▶ **GIVEN TASK**
Skip the pictures. Copy all the rest of the records down exactly.

▶ **DATA LINES**
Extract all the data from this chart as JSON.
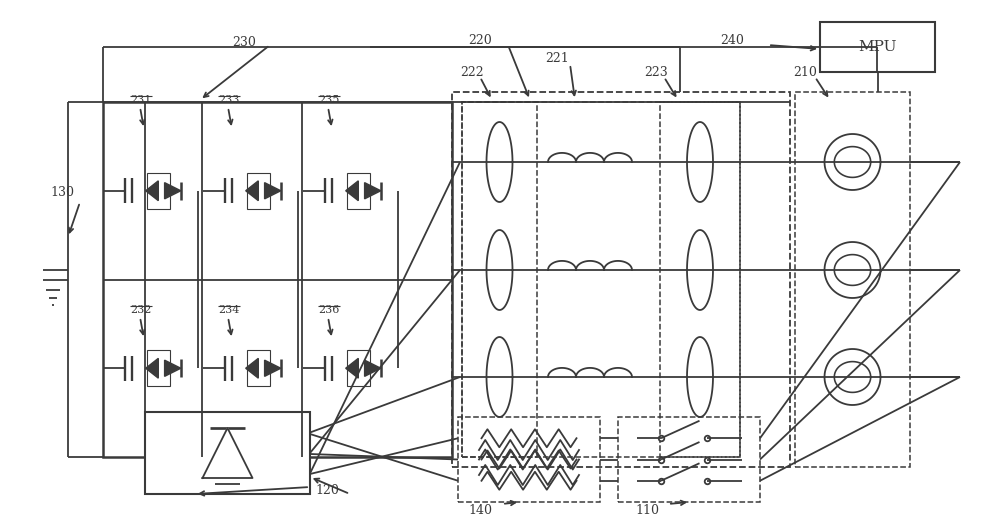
{
  "bg_color": "#ffffff",
  "lc": "#3a3a3a",
  "lw": 1.3,
  "fig_w": 10.0,
  "fig_h": 5.32,
  "dpi": 100
}
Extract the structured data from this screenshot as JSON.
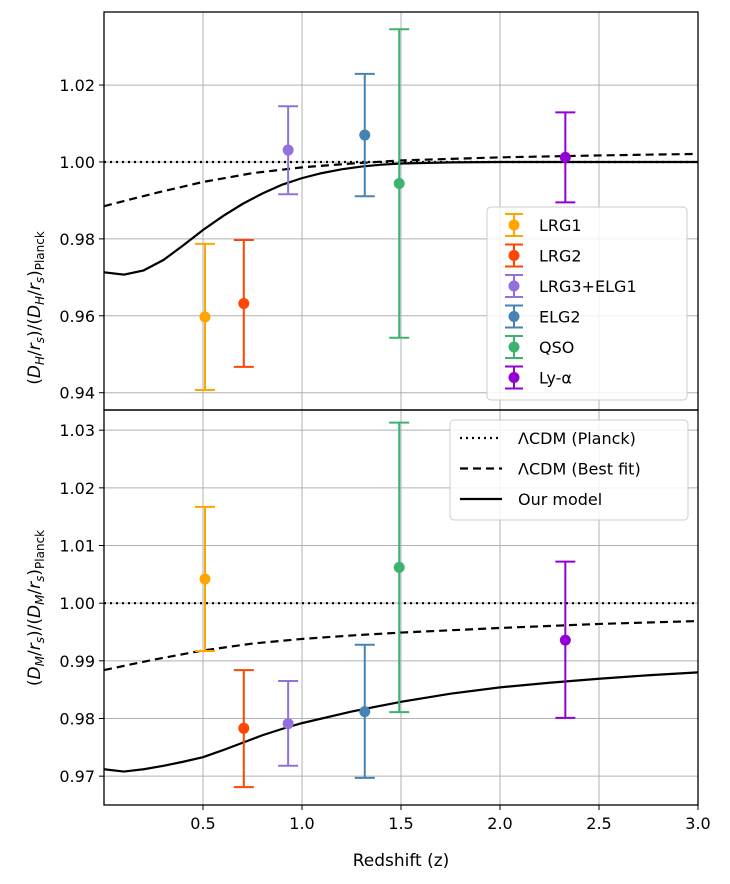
{
  "chart_data": [
    {
      "type": "scatter",
      "panel": "top",
      "ylabel": "(D_H/r_s)/(D_H/r_s)_Planck",
      "xlim": [
        0.0,
        3.0
      ],
      "ylim": [
        0.9355,
        1.039
      ],
      "yticks": [
        "0.94",
        "0.96",
        "0.98",
        "1.00",
        "1.02"
      ],
      "ytick_values": [
        0.94,
        0.96,
        0.98,
        1.0,
        1.02
      ],
      "grid": true,
      "series": [
        {
          "name": "LRG1",
          "color": "#FFA500",
          "x": 0.51,
          "y": 0.9597,
          "yerr_low": 0.9407,
          "yerr_high": 0.9787
        },
        {
          "name": "LRG2",
          "color": "#FF4500",
          "x": 0.706,
          "y": 0.9632,
          "yerr_low": 0.9467,
          "yerr_high": 0.9797
        },
        {
          "name": "LRG3+ELG1",
          "color": "#9370DB",
          "x": 0.93,
          "y": 1.0031,
          "yerr_low": 0.9916,
          "yerr_high": 1.0145
        },
        {
          "name": "ELG2",
          "color": "#4682B4",
          "x": 1.317,
          "y": 1.007,
          "yerr_low": 0.9911,
          "yerr_high": 1.0229
        },
        {
          "name": "QSO",
          "color": "#3CB371",
          "x": 1.491,
          "y": 0.9944,
          "yerr_low": 0.9543,
          "yerr_high": 1.0345
        },
        {
          "name": "Ly-α",
          "color": "#9400D3",
          "x": 2.33,
          "y": 1.0012,
          "yerr_low": 0.9895,
          "yerr_high": 1.0129
        }
      ],
      "curves": [
        {
          "style": "dotted",
          "x": [
            0.0,
            3.0
          ],
          "y": [
            1.0,
            1.0
          ]
        },
        {
          "style": "dashed",
          "x": [
            0.0,
            0.25,
            0.5,
            0.75,
            1.0,
            1.25,
            1.5,
            2.0,
            2.5,
            3.0
          ],
          "y": [
            0.9885,
            0.9918,
            0.9948,
            0.9971,
            0.9986,
            0.9996,
            1.0004,
            1.0012,
            1.0017,
            1.0021
          ]
        },
        {
          "style": "solid",
          "x": [
            0.0,
            0.1,
            0.2,
            0.3,
            0.4,
            0.5,
            0.6,
            0.7,
            0.8,
            0.9,
            1.0,
            1.1,
            1.2,
            1.3,
            1.4,
            1.5,
            1.75,
            2.0,
            2.5,
            3.0
          ],
          "y": [
            0.9713,
            0.9707,
            0.9718,
            0.9745,
            0.9783,
            0.9823,
            0.9859,
            0.9891,
            0.9918,
            0.9941,
            0.9958,
            0.9971,
            0.9981,
            0.9988,
            0.9993,
            0.9996,
            0.9999,
            1.0,
            1.0,
            1.0
          ]
        }
      ],
      "legend": {
        "placement": "lower-right",
        "entries": [
          "LRG1",
          "LRG2",
          "LRG3+ELG1",
          "ELG2",
          "QSO",
          "Ly-α"
        ]
      }
    },
    {
      "type": "scatter",
      "panel": "bottom",
      "ylabel": "(D_M/r_s)/(D_M/r_s)_Planck",
      "xlabel": "Redshift (z)",
      "xlim": [
        0.0,
        3.0
      ],
      "ylim": [
        0.965,
        1.0335
      ],
      "yticks": [
        "0.97",
        "0.98",
        "0.99",
        "1.00",
        "1.01",
        "1.02",
        "1.03"
      ],
      "ytick_values": [
        0.97,
        0.98,
        0.99,
        1.0,
        1.01,
        1.02,
        1.03
      ],
      "xticks": [
        "0.5",
        "1.0",
        "1.5",
        "2.0",
        "2.5",
        "3.0"
      ],
      "xtick_values": [
        0.5,
        1.0,
        1.5,
        2.0,
        2.5,
        3.0
      ],
      "grid": true,
      "series": [
        {
          "name": "LRG1",
          "color": "#FFA500",
          "x": 0.51,
          "y": 1.0042,
          "yerr_low": 0.9917,
          "yerr_high": 1.0167
        },
        {
          "name": "LRG2",
          "color": "#FF4500",
          "x": 0.706,
          "y": 0.9783,
          "yerr_low": 0.9681,
          "yerr_high": 0.9884
        },
        {
          "name": "LRG3+ELG1",
          "color": "#9370DB",
          "x": 0.93,
          "y": 0.9791,
          "yerr_low": 0.9718,
          "yerr_high": 0.9865
        },
        {
          "name": "ELG2",
          "color": "#4682B4",
          "x": 1.317,
          "y": 0.9812,
          "yerr_low": 0.9697,
          "yerr_high": 0.9928
        },
        {
          "name": "QSO",
          "color": "#3CB371",
          "x": 1.491,
          "y": 1.0062,
          "yerr_low": 0.9811,
          "yerr_high": 1.0313
        },
        {
          "name": "Ly-α",
          "color": "#9400D3",
          "x": 2.33,
          "y": 0.9936,
          "yerr_low": 0.9801,
          "yerr_high": 1.0072
        }
      ],
      "curves": [
        {
          "name": "ΛCDM (Planck)",
          "style": "dotted",
          "x": [
            0.0,
            3.0
          ],
          "y": [
            1.0,
            1.0
          ]
        },
        {
          "name": "ΛCDM (Best fit)",
          "style": "dashed",
          "x": [
            0.0,
            0.25,
            0.5,
            0.75,
            1.0,
            1.25,
            1.5,
            2.0,
            2.5,
            3.0
          ],
          "y": [
            0.9884,
            0.9902,
            0.9918,
            0.993,
            0.9938,
            0.9944,
            0.9949,
            0.9957,
            0.9964,
            0.9969
          ]
        },
        {
          "name": "Our model",
          "style": "solid",
          "x": [
            0.0,
            0.1,
            0.2,
            0.3,
            0.4,
            0.5,
            0.6,
            0.7,
            0.8,
            0.9,
            1.0,
            1.25,
            1.5,
            1.75,
            2.0,
            2.25,
            2.5,
            2.75,
            3.0
          ],
          "y": [
            0.9712,
            0.9708,
            0.9712,
            0.9718,
            0.9725,
            0.9733,
            0.9745,
            0.9758,
            0.9771,
            0.9782,
            0.9792,
            0.9812,
            0.9829,
            0.9843,
            0.9854,
            0.9862,
            0.9869,
            0.9875,
            0.988
          ]
        }
      ],
      "legend": {
        "placement": "upper-right",
        "entries": [
          "ΛCDM (Planck)",
          "ΛCDM (Best fit)",
          "Our model"
        ]
      }
    }
  ]
}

▶ **REPLY**
Extract all the data from this chart as JSON.
{
  "bg_color": "#ffffff",
  "lc": "#3a3a3a",
  "lw": 1.3,
  "fig_w": 10.0,
  "fig_h": 5.32,
  "dpi": 100
}
Extract the structured data from this screenshot as JSON.
{
  "chart_data": [
    {
      "type": "scatter",
      "panel": "top",
      "ylabel": "(D_H/r_s)/(D_H/r_s)_Planck",
      "xlim": [
        0.0,
        3.0
      ],
      "ylim": [
        0.9355,
        1.039
      ],
      "yticks": [
        "0.94",
        "0.96",
        "0.98",
        "1.00",
        "1.02"
      ],
      "ytick_values": [
        0.94,
        0.96,
        0.98,
        1.0,
        1.02
      ],
      "grid": true,
      "series": [
        {
          "name": "LRG1",
          "color": "#FFA500",
          "x": 0.51,
          "y": 0.9597,
          "yerr_low": 0.9407,
          "yerr_high": 0.9787
        },
        {
          "name": "LRG2",
          "color": "#FF4500",
          "x": 0.706,
          "y": 0.9632,
          "yerr_low": 0.9467,
          "yerr_high": 0.9797
        },
        {
          "name": "LRG3+ELG1",
          "color": "#9370DB",
          "x": 0.93,
          "y": 1.0031,
          "yerr_low": 0.9916,
          "yerr_high": 1.0145
        },
        {
          "name": "ELG2",
          "color": "#4682B4",
          "x": 1.317,
          "y": 1.007,
          "yerr_low": 0.9911,
          "yerr_high": 1.0229
        },
        {
          "name": "QSO",
          "color": "#3CB371",
          "x": 1.491,
          "y": 0.9944,
          "yerr_low": 0.9543,
          "yerr_high": 1.0345
        },
        {
          "name": "Ly-α",
          "color": "#9400D3",
          "x": 2.33,
          "y": 1.0012,
          "yerr_low": 0.9895,
          "yerr_high": 1.0129
        }
      ],
      "curves": [
        {
          "style": "dotted",
          "x": [
            0.0,
            3.0
          ],
          "y": [
            1.0,
            1.0
          ]
        },
        {
          "style": "dashed",
          "x": [
            0.0,
            0.25,
            0.5,
            0.75,
            1.0,
            1.25,
            1.5,
            2.0,
            2.5,
            3.0
          ],
          "y": [
            0.9885,
            0.9918,
            0.9948,
            0.9971,
            0.9986,
            0.9996,
            1.0004,
            1.0012,
            1.0017,
            1.0021
          ]
        },
        {
          "style": "solid",
          "x": [
            0.0,
            0.1,
            0.2,
            0.3,
            0.4,
            0.5,
            0.6,
            0.7,
            0.8,
            0.9,
            1.0,
            1.1,
            1.2,
            1.3,
            1.4,
            1.5,
            1.75,
            2.0,
            2.5,
            3.0
          ],
          "y": [
            0.9713,
            0.9707,
            0.9718,
            0.9745,
            0.9783,
            0.9823,
            0.9859,
            0.9891,
            0.9918,
            0.9941,
            0.9958,
            0.9971,
            0.9981,
            0.9988,
            0.9993,
            0.9996,
            0.9999,
            1.0,
            1.0,
            1.0
          ]
        }
      ],
      "legend": {
        "placement": "lower-right",
        "entries": [
          "LRG1",
          "LRG2",
          "LRG3+ELG1",
          "ELG2",
          "QSO",
          "Ly-α"
        ]
      }
    },
    {
      "type": "scatter",
      "panel": "bottom",
      "ylabel": "(D_M/r_s)/(D_M/r_s)_Planck",
      "xlabel": "Redshift (z)",
      "xlim": [
        0.0,
        3.0
      ],
      "ylim": [
        0.965,
        1.0335
      ],
      "yticks": [
        "0.97",
        "0.98",
        "0.99",
        "1.00",
        "1.01",
        "1.02",
        "1.03"
      ],
      "ytick_values": [
        0.97,
        0.98,
        0.99,
        1.0,
        1.01,
        1.02,
        1.03
      ],
      "xticks": [
        "0.5",
        "1.0",
        "1.5",
        "2.0",
        "2.5",
        "3.0"
      ],
      "xtick_values": [
        0.5,
        1.0,
        1.5,
        2.0,
        2.5,
        3.0
      ],
      "grid": true,
      "series": [
        {
          "name": "LRG1",
          "color": "#FFA500",
          "x": 0.51,
          "y": 1.0042,
          "yerr_low": 0.9917,
          "yerr_high": 1.0167
        },
        {
          "name": "LRG2",
          "color": "#FF4500",
          "x": 0.706,
          "y": 0.9783,
          "yerr_low": 0.9681,
          "yerr_high": 0.9884
        },
        {
          "name": "LRG3+ELG1",
          "color": "#9370DB",
          "x": 0.93,
          "y": 0.9791,
          "yerr_low": 0.9718,
          "yerr_high": 0.9865
        },
        {
          "name": "ELG2",
          "color": "#4682B4",
          "x": 1.317,
          "y": 0.9812,
          "yerr_low": 0.9697,
          "yerr_high": 0.9928
        },
        {
          "name": "QSO",
          "color": "#3CB371",
          "x": 1.491,
          "y": 1.0062,
          "yerr_low": 0.9811,
          "yerr_high": 1.0313
        },
        {
          "name": "Ly-α",
          "color": "#9400D3",
          "x": 2.33,
          "y": 0.9936,
          "yerr_low": 0.9801,
          "yerr_high": 1.0072
        }
      ],
      "curves": [
        {
          "name": "ΛCDM (Planck)",
          "style": "dotted",
          "x": [
            0.0,
            3.0
          ],
          "y": [
            1.0,
            1.0
          ]
        },
        {
          "name": "ΛCDM (Best fit)",
          "style": "dashed",
          "x": [
            0.0,
            0.25,
            0.5,
            0.75,
            1.0,
            1.25,
            1.5,
            2.0,
            2.5,
            3.0
          ],
          "y": [
            0.9884,
            0.9902,
            0.9918,
            0.993,
            0.9938,
            0.9944,
            0.9949,
            0.9957,
            0.9964,
            0.9969
          ]
        },
        {
          "name": "Our model",
          "style": "solid",
          "x": [
            0.0,
            0.1,
            0.2,
            0.3,
            0.4,
            0.5,
            0.6,
            0.7,
            0.8,
            0.9,
            1.0,
            1.25,
            1.5,
            1.75,
            2.0,
            2.25,
            2.5,
            2.75,
            3.0
          ],
          "y": [
            0.9712,
            0.9708,
            0.9712,
            0.9718,
            0.9725,
            0.9733,
            0.9745,
            0.9758,
            0.9771,
            0.9782,
            0.9792,
            0.9812,
            0.9829,
            0.9843,
            0.9854,
            0.9862,
            0.9869,
            0.9875,
            0.988
          ]
        }
      ],
      "legend": {
        "placement": "upper-right",
        "entries": [
          "ΛCDM (Planck)",
          "ΛCDM (Best fit)",
          "Our model"
        ]
      }
    }
  ]
}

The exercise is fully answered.